Collected data:
######
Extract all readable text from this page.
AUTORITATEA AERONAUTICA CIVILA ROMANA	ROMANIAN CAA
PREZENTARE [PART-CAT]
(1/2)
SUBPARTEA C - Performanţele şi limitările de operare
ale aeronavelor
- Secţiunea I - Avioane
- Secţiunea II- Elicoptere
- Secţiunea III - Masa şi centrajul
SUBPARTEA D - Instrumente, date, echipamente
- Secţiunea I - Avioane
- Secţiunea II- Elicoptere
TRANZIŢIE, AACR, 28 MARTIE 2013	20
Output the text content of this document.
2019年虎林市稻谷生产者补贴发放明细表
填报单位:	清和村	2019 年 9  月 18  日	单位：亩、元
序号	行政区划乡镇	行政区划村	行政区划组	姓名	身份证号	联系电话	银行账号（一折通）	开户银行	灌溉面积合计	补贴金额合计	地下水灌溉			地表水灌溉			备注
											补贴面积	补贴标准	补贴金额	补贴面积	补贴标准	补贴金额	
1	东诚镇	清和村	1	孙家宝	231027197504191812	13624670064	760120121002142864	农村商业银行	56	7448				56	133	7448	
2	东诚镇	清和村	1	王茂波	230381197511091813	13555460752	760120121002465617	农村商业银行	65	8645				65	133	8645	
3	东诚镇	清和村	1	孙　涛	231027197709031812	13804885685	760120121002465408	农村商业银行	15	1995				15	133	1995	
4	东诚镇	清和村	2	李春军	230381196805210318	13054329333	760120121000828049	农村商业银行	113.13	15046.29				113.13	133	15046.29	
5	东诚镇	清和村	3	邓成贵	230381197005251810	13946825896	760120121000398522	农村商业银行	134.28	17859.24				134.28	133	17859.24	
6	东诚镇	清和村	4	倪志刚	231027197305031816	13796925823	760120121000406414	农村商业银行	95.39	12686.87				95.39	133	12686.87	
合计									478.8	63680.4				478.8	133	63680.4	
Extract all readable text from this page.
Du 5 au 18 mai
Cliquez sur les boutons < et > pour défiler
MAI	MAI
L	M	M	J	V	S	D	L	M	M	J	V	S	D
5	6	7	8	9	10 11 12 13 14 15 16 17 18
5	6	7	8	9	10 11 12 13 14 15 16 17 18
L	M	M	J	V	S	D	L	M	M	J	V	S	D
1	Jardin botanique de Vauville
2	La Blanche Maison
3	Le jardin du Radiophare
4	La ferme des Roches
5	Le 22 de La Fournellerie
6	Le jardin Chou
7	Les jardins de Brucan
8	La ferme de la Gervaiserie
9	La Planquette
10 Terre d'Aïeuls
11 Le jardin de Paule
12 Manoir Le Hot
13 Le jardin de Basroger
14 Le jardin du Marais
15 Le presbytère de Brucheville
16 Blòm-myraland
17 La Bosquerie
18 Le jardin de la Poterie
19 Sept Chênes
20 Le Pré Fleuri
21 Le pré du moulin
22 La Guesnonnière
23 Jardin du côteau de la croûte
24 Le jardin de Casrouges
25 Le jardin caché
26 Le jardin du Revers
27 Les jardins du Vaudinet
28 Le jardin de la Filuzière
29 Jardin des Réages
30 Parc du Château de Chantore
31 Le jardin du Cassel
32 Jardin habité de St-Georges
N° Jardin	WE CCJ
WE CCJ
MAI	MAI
######
Objective: Without leaving anything out, quote all the data.

Reply to the task:
Extract all readable text from this page.
AUTORITATEA AERONAUTICA CIVILA ROMANA	ROMANIAN CAA
PREZENTARE [PART-CAT]
(1/2)
SUBPARTEA C - Performanţele şi limitările de operare
ale aeronavelor
- Secţiunea I - Avioane
- Secţiunea II- Elicoptere
- Secţiunea III - Masa şi centrajul
SUBPARTEA D - Instrumente, date, echipamente
- Secţiunea I - Avioane
- Secţiunea II- Elicoptere
TRANZIŢIE, AACR, 28 MARTIE 2013	20
Output the text content of this document.
2019年虎林市稻谷生产者补贴发放明细表
填报单位:	清和村	2019 年 9  月 18  日	单位：亩、元
序号	行政区划乡镇	行政区划村	行政区划组	姓名	身份证号	联系电话	银行账号（一折通）	开户银行	灌溉面积合计	补贴金额合计	地下水灌溉			地表水灌溉			备注
											补贴面积	补贴标准	补贴金额	补贴面积	补贴标准	补贴金额	
1	东诚镇	清和村	1	孙家宝	231027197504191812	13624670064	760120121002142864	农村商业银行	56	7448				56	133	7448	
2	东诚镇	清和村	1	王茂波	230381197511091813	13555460752	760120121002465617	农村商业银行	65	8645				65	133	8645	
3	东诚镇	清和村	1	孙　涛	231027197709031812	13804885685	760120121002465408	农村商业银行	15	1995				15	133	1995	
4	东诚镇	清和村	2	李春军	230381196805210318	13054329333	760120121000828049	农村商业银行	113.13	15046.29				113.13	133	15046.29	
5	东诚镇	清和村	3	邓成贵	230381197005251810	13946825896	760120121000398522	农村商业银行	134.28	17859.24				134.28	133	17859.24	
6	东诚镇	清和村	4	倪志刚	231027197305031816	13796925823	760120121000406414	农村商业银行	95.39	12686.87				95.39	133	12686.87	
合计									478.8	63680.4				478.8	133	63680.4	
Extract all readable text from this page.
Du 5 au 18 mai
Cliquez sur les boutons < et > pour défiler
MAI	MAI
L	M	M	J	V	S	D	L	M	M	J	V	S	D
5	6	7	8	9	10 11 12 13 14 15 16 17 18
5	6	7	8	9	10 11 12 13 14 15 16 17 18
L	M	M	J	V	S	D	L	M	M	J	V	S	D
1	Jardin botanique de Vauville
2	La Blanche Maison
3	Le jardin du Radiophare
4	La ferme des Roches
5	Le 22 de La Fournellerie
6	Le jardin Chou
7	Les jardins de Brucan
8	La ferme de la Gervaiserie
9	La Planquette
10 Terre d'Aïeuls
11 Le jardin de Paule
12 Manoir Le Hot
13 Le jardin de Basroger
14 Le jardin du Marais
15 Le presbytère de Brucheville
16 Blòm-myraland
17 La Bosquerie
18 Le jardin de la Poterie
19 Sept Chênes
20 Le Pré Fleuri
21 Le pré du moulin
22 La Guesnonnière
23 Jardin du côteau de la croûte
24 Le jardin de Casrouges
25 Le jardin caché
26 Le jardin du Revers
27 Les jardins du Vaudinet
28 Le jardin de la Filuzière
29 Jardin des Réages
30 Parc du Château de Chantore
31 Le jardin du Cassel
32 Jardin habité de St-Georges
N° Jardin	WE CCJ
WE CCJ
MAI	MAI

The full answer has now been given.